··· Information supplied ···

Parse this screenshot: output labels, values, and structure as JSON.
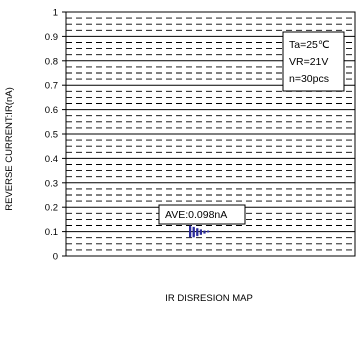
{
  "chart_data": {
    "type": "scatter",
    "title": "",
    "xlabel": "IR DISRESION MAP",
    "ylabel": "REVERSE CURRENT:IR(nA)",
    "ylim": [
      0,
      1
    ],
    "yticks": [
      "0",
      "0.1",
      "0.2",
      "0.3",
      "0.4",
      "0.5",
      "0.6",
      "0.7",
      "0.8",
      "0.9",
      "1"
    ],
    "grid": true,
    "conditions": [
      "Ta=25℃",
      "VR=21V",
      "n=30pcs"
    ],
    "average_label": "AVE:0.098nA",
    "series": [
      {
        "values": [
          {
            "x": 0,
            "y": 0.12
          },
          {
            "x": 0,
            "y": 0.115
          },
          {
            "x": 0,
            "y": 0.11
          },
          {
            "x": 0,
            "y": 0.105
          },
          {
            "x": 0,
            "y": 0.1
          },
          {
            "x": 0,
            "y": 0.095
          },
          {
            "x": 0,
            "y": 0.09
          },
          {
            "x": 0,
            "y": 0.085
          },
          {
            "x": 0,
            "y": 0.08
          },
          {
            "x": 1,
            "y": 0.115
          },
          {
            "x": 1,
            "y": 0.11
          },
          {
            "x": 1,
            "y": 0.105
          },
          {
            "x": 1,
            "y": 0.1
          },
          {
            "x": 1,
            "y": 0.095
          },
          {
            "x": 1,
            "y": 0.09
          },
          {
            "x": 1,
            "y": 0.085
          },
          {
            "x": 1,
            "y": 0.08
          },
          {
            "x": 2,
            "y": 0.11
          },
          {
            "x": 2,
            "y": 0.105
          },
          {
            "x": 2,
            "y": 0.1
          },
          {
            "x": 2,
            "y": 0.095
          },
          {
            "x": 2,
            "y": 0.09
          },
          {
            "x": 2,
            "y": 0.085
          },
          {
            "x": 3,
            "y": 0.105
          },
          {
            "x": 3,
            "y": 0.1
          },
          {
            "x": 3,
            "y": 0.095
          },
          {
            "x": 3,
            "y": 0.09
          },
          {
            "x": 4,
            "y": 0.1
          },
          {
            "x": 4,
            "y": 0.095
          },
          {
            "x": 5,
            "y": 0.1
          }
        ],
        "color": "#2a2a9a"
      }
    ]
  }
}
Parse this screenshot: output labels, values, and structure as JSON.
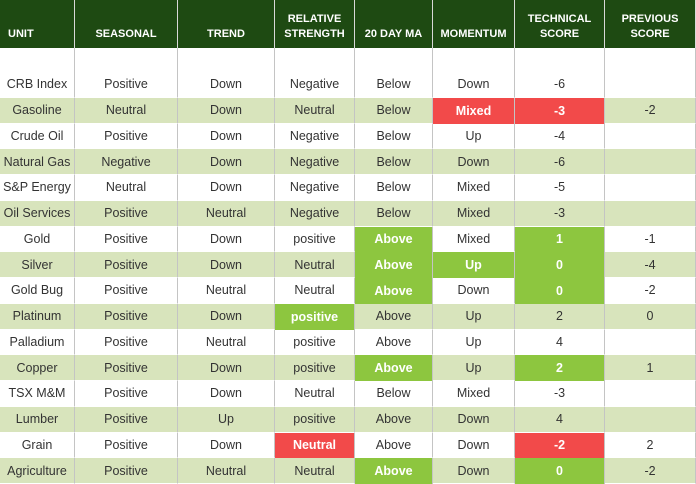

···

§ **Request**: Repeat the material above verbatim. Leave the pictures behind.

§ **Completed task**:
Parse this screenshot: output labels, values, and structure as JSON.
{
  "chart_data": {
    "type": "scatter",
    "title": "",
    "xlabel": "IR DISRESION MAP",
    "ylabel": "REVERSE CURRENT:IR(nA)",
    "ylim": [
      0,
      1
    ],
    "yticks": [
      "0",
      "0.1",
      "0.2",
      "0.3",
      "0.4",
      "0.5",
      "0.6",
      "0.7",
      "0.8",
      "0.9",
      "1"
    ],
    "grid": true,
    "conditions": [
      "Ta=25℃",
      "VR=21V",
      "n=30pcs"
    ],
    "average_label": "AVE:0.098nA",
    "series": [
      {
        "values": [
          {
            "x": 0,
            "y": 0.12
          },
          {
            "x": 0,
            "y": 0.115
          },
          {
            "x": 0,
            "y": 0.11
          },
          {
            "x": 0,
            "y": 0.105
          },
          {
            "x": 0,
            "y": 0.1
          },
          {
            "x": 0,
            "y": 0.095
          },
          {
            "x": 0,
            "y": 0.09
          },
          {
            "x": 0,
            "y": 0.085
          },
          {
            "x": 0,
            "y": 0.08
          },
          {
            "x": 1,
            "y": 0.115
          },
          {
            "x": 1,
            "y": 0.11
          },
          {
            "x": 1,
            "y": 0.105
          },
          {
            "x": 1,
            "y": 0.1
          },
          {
            "x": 1,
            "y": 0.095
          },
          {
            "x": 1,
            "y": 0.09
          },
          {
            "x": 1,
            "y": 0.085
          },
          {
            "x": 1,
            "y": 0.08
          },
          {
            "x": 2,
            "y": 0.11
          },
          {
            "x": 2,
            "y": 0.105
          },
          {
            "x": 2,
            "y": 0.1
          },
          {
            "x": 2,
            "y": 0.095
          },
          {
            "x": 2,
            "y": 0.09
          },
          {
            "x": 2,
            "y": 0.085
          },
          {
            "x": 3,
            "y": 0.105
          },
          {
            "x": 3,
            "y": 0.1
          },
          {
            "x": 3,
            "y": 0.095
          },
          {
            "x": 3,
            "y": 0.09
          },
          {
            "x": 4,
            "y": 0.1
          },
          {
            "x": 4,
            "y": 0.095
          },
          {
            "x": 5,
            "y": 0.1
          }
        ],
        "color": "#2a2a9a"
      }
    ]
  }
}
Parse this screenshot: output labels, values, and structure as JSON.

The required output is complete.